-- Start of EXERCISE INPUT --

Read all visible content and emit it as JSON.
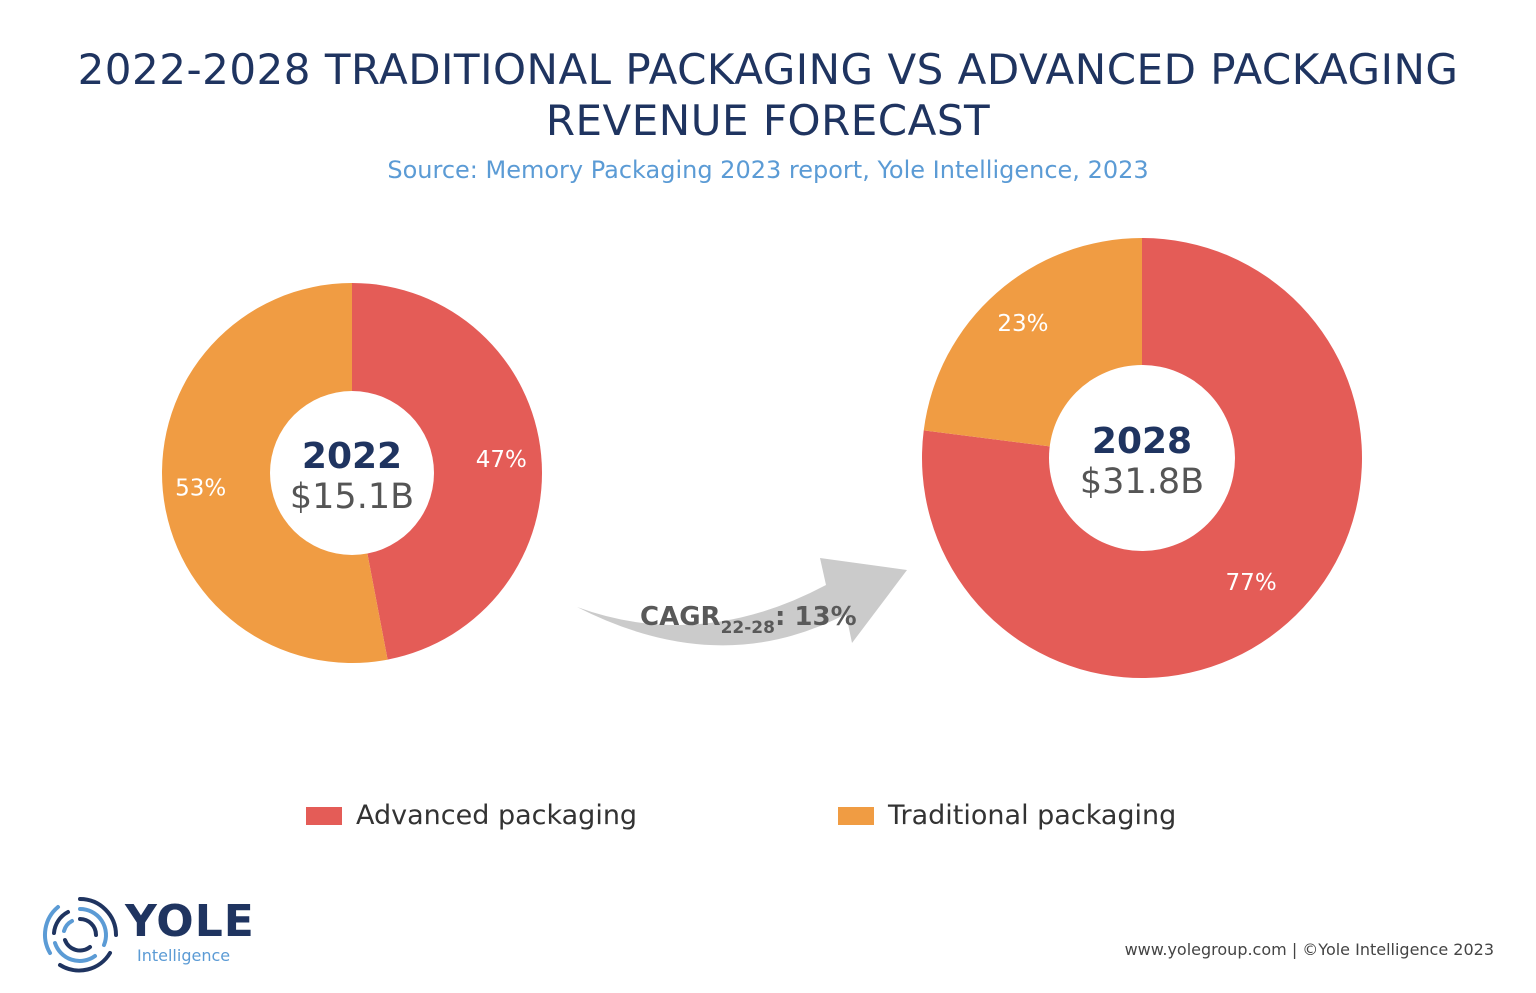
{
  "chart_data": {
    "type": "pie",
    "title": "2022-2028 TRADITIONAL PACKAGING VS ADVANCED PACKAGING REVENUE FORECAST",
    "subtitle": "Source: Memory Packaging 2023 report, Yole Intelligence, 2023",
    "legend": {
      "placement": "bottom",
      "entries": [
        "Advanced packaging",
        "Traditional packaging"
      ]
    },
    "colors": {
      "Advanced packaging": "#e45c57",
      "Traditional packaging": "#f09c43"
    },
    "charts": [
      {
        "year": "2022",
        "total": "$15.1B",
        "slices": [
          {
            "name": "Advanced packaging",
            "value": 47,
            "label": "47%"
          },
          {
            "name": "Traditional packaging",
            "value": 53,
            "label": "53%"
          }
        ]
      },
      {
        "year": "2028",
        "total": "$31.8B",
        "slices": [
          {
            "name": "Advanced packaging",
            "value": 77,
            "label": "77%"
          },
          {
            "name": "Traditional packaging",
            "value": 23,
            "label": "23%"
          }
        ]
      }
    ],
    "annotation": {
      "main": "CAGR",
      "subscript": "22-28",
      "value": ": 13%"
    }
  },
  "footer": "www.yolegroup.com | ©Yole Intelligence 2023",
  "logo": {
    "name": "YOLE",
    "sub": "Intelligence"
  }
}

-- End of EXERCISE INPUT --
-- Start of EXERCISE INPUT --

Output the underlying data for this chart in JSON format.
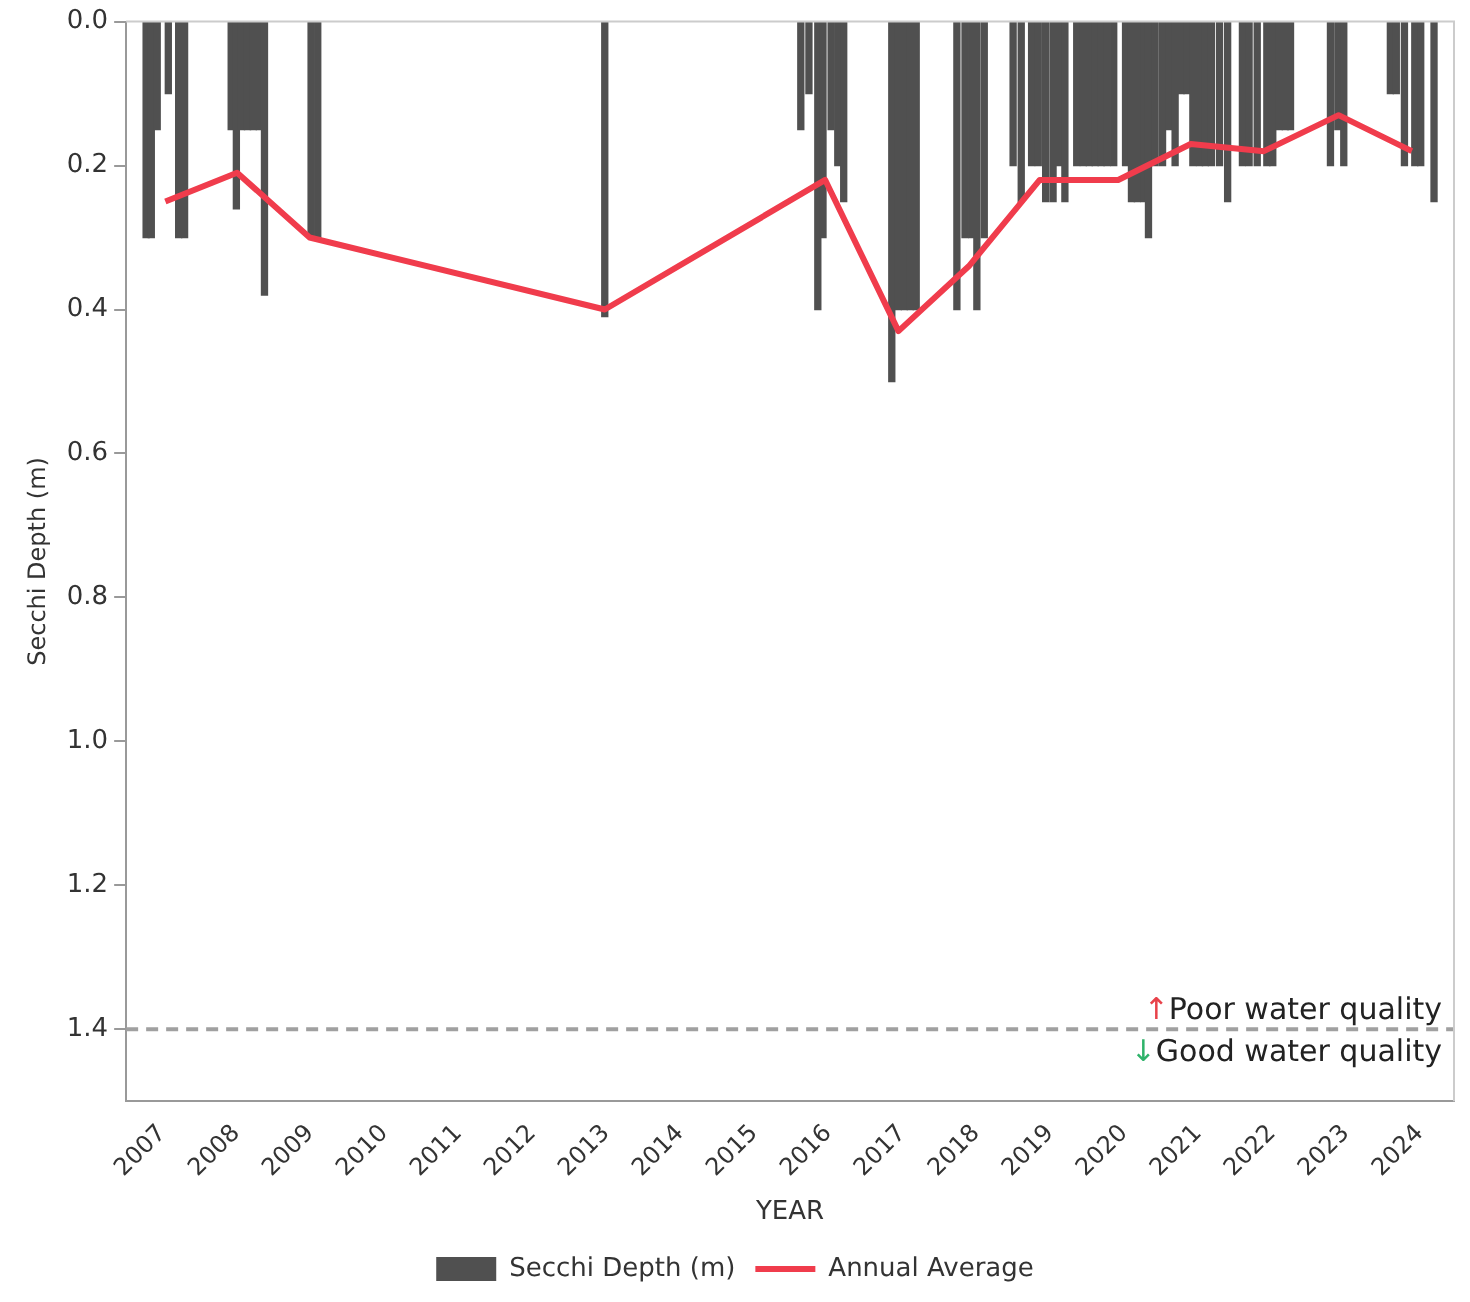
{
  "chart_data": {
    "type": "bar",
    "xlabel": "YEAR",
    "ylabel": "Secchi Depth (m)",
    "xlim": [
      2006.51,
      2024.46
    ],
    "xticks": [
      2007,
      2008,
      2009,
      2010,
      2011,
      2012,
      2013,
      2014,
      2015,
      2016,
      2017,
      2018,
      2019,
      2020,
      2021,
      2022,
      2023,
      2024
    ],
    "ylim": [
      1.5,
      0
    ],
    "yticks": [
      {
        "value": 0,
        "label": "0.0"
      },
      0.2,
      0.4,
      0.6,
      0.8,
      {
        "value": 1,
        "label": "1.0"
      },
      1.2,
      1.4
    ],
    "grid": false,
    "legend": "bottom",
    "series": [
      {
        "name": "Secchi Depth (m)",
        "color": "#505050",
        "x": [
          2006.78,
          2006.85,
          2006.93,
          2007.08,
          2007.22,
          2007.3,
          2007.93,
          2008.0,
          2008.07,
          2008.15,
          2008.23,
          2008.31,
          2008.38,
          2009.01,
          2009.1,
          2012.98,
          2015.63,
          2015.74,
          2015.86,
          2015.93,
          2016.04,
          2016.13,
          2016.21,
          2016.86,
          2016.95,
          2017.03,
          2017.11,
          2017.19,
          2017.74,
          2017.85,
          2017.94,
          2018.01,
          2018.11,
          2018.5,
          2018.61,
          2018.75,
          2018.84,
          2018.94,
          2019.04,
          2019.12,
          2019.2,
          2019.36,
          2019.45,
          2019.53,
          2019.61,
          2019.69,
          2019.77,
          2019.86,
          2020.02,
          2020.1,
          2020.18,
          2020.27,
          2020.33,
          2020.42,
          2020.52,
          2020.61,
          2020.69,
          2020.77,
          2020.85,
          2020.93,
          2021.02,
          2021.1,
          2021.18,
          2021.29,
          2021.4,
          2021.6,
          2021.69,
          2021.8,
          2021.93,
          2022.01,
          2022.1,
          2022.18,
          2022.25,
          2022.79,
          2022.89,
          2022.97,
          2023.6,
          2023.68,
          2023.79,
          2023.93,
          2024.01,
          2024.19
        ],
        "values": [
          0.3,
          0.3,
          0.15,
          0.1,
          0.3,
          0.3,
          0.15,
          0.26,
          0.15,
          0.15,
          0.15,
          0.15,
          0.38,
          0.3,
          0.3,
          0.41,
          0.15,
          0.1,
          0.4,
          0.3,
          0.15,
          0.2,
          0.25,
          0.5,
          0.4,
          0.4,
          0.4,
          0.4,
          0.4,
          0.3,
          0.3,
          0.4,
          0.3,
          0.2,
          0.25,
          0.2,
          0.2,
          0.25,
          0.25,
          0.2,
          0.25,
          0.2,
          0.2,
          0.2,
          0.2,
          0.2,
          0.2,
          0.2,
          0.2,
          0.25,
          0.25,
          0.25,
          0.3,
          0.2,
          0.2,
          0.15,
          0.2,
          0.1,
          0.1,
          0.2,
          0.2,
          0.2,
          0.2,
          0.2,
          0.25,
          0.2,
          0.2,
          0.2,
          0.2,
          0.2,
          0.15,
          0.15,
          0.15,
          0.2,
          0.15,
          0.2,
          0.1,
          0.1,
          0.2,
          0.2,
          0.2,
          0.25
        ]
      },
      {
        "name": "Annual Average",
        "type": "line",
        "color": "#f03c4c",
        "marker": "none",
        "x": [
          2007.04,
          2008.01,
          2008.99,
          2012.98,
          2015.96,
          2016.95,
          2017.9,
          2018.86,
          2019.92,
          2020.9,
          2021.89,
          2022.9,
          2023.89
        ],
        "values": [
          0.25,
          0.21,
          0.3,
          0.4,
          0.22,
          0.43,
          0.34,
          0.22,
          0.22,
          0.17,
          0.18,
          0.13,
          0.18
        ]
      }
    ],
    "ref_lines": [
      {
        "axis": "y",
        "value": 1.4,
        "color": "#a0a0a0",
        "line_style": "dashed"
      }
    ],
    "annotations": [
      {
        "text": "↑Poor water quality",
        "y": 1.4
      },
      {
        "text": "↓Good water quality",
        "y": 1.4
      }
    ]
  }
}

-- End of EXERCISE INPUT --

WHAT THE EXERCISE ASKS
Report each line in the data that holds the word "Depth".

TASK OUTPUT
    "ylabel": "Secchi Depth (m)",
        "name": "Secchi Depth (m)",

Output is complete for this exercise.